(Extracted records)
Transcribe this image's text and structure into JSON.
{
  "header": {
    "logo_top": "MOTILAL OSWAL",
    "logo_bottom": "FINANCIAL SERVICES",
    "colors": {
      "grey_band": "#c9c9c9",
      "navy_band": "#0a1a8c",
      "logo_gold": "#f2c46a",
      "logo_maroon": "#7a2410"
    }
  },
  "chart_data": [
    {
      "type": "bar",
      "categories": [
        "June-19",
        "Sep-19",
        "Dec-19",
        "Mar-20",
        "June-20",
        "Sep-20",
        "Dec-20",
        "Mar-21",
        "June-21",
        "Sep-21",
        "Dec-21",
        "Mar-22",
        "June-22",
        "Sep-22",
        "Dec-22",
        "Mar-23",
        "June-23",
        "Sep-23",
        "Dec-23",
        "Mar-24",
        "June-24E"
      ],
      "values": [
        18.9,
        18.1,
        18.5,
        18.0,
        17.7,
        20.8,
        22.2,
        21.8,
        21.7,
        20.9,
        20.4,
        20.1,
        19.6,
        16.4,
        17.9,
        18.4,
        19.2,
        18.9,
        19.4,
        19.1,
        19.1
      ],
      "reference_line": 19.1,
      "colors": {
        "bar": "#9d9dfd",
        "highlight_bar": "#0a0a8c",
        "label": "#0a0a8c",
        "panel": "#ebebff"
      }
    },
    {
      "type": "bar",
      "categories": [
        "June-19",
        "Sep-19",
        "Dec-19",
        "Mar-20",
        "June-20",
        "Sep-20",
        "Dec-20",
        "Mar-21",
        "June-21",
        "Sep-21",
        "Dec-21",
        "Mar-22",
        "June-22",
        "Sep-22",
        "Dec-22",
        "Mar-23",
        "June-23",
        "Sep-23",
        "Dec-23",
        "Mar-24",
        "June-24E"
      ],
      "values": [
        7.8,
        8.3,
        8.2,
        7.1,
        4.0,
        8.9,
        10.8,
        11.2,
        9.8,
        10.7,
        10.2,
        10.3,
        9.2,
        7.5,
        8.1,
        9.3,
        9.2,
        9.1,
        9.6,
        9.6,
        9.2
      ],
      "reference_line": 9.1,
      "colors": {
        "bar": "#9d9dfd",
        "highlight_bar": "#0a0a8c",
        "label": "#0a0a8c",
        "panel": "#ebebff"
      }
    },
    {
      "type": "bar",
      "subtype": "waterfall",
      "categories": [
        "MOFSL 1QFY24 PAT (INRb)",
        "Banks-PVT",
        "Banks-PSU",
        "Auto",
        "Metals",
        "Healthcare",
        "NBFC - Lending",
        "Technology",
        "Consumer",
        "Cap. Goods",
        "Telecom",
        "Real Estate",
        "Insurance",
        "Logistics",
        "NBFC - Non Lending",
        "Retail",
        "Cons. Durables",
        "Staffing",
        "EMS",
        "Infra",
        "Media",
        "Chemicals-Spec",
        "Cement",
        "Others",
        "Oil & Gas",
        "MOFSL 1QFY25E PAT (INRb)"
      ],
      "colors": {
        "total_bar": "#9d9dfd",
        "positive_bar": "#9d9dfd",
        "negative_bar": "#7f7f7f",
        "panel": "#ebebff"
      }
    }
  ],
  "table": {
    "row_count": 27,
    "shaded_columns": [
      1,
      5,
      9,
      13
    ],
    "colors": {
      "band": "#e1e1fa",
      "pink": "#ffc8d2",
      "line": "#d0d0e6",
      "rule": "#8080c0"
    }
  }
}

• YOUR OBJECTIVE:
Give all the records again. Match them exactly.

• RESPONSE TO THIS EXERCISE:
Transcribe this image's text and structure into JSON.
{
  "header": {
    "logo_top": "MOTILAL OSWAL",
    "logo_bottom": "FINANCIAL SERVICES",
    "colors": {
      "grey_band": "#c9c9c9",
      "navy_band": "#0a1a8c",
      "logo_gold": "#f2c46a",
      "logo_maroon": "#7a2410"
    }
  },
  "chart_data": [
    {
      "type": "bar",
      "categories": [
        "June-19",
        "Sep-19",
        "Dec-19",
        "Mar-20",
        "June-20",
        "Sep-20",
        "Dec-20",
        "Mar-21",
        "June-21",
        "Sep-21",
        "Dec-21",
        "Mar-22",
        "June-22",
        "Sep-22",
        "Dec-22",
        "Mar-23",
        "June-23",
        "Sep-23",
        "Dec-23",
        "Mar-24",
        "June-24E"
      ],
      "values": [
        18.9,
        18.1,
        18.5,
        18.0,
        17.7,
        20.8,
        22.2,
        21.8,
        21.7,
        20.9,
        20.4,
        20.1,
        19.6,
        16.4,
        17.9,
        18.4,
        19.2,
        18.9,
        19.4,
        19.1,
        19.1
      ],
      "reference_line": 19.1,
      "colors": {
        "bar": "#9d9dfd",
        "highlight_bar": "#0a0a8c",
        "label": "#0a0a8c",
        "panel": "#ebebff"
      }
    },
    {
      "type": "bar",
      "categories": [
        "June-19",
        "Sep-19",
        "Dec-19",
        "Mar-20",
        "June-20",
        "Sep-20",
        "Dec-20",
        "Mar-21",
        "June-21",
        "Sep-21",
        "Dec-21",
        "Mar-22",
        "June-22",
        "Sep-22",
        "Dec-22",
        "Mar-23",
        "June-23",
        "Sep-23",
        "Dec-23",
        "Mar-24",
        "June-24E"
      ],
      "values": [
        7.8,
        8.3,
        8.2,
        7.1,
        4.0,
        8.9,
        10.8,
        11.2,
        9.8,
        10.7,
        10.2,
        10.3,
        9.2,
        7.5,
        8.1,
        9.3,
        9.2,
        9.1,
        9.6,
        9.6,
        9.2
      ],
      "reference_line": 9.1,
      "colors": {
        "bar": "#9d9dfd",
        "highlight_bar": "#0a0a8c",
        "label": "#0a0a8c",
        "panel": "#ebebff"
      }
    },
    {
      "type": "bar",
      "subtype": "waterfall",
      "categories": [
        "MOFSL 1QFY24 PAT (INRb)",
        "Banks-PVT",
        "Banks-PSU",
        "Auto",
        "Metals",
        "Healthcare",
        "NBFC - Lending",
        "Technology",
        "Consumer",
        "Cap. Goods",
        "Telecom",
        "Real Estate",
        "Insurance",
        "Logistics",
        "NBFC - Non Lending",
        "Retail",
        "Cons. Durables",
        "Staffing",
        "EMS",
        "Infra",
        "Media",
        "Chemicals-Spec",
        "Cement",
        "Others",
        "Oil & Gas",
        "MOFSL 1QFY25E PAT (INRb)"
      ],
      "colors": {
        "total_bar": "#9d9dfd",
        "positive_bar": "#9d9dfd",
        "negative_bar": "#7f7f7f",
        "panel": "#ebebff"
      }
    }
  ],
  "table": {
    "row_count": 27,
    "shaded_columns": [
      1,
      5,
      9,
      13
    ],
    "colors": {
      "band": "#e1e1fa",
      "pink": "#ffc8d2",
      "line": "#d0d0e6",
      "rule": "#8080c0"
    }
  }
}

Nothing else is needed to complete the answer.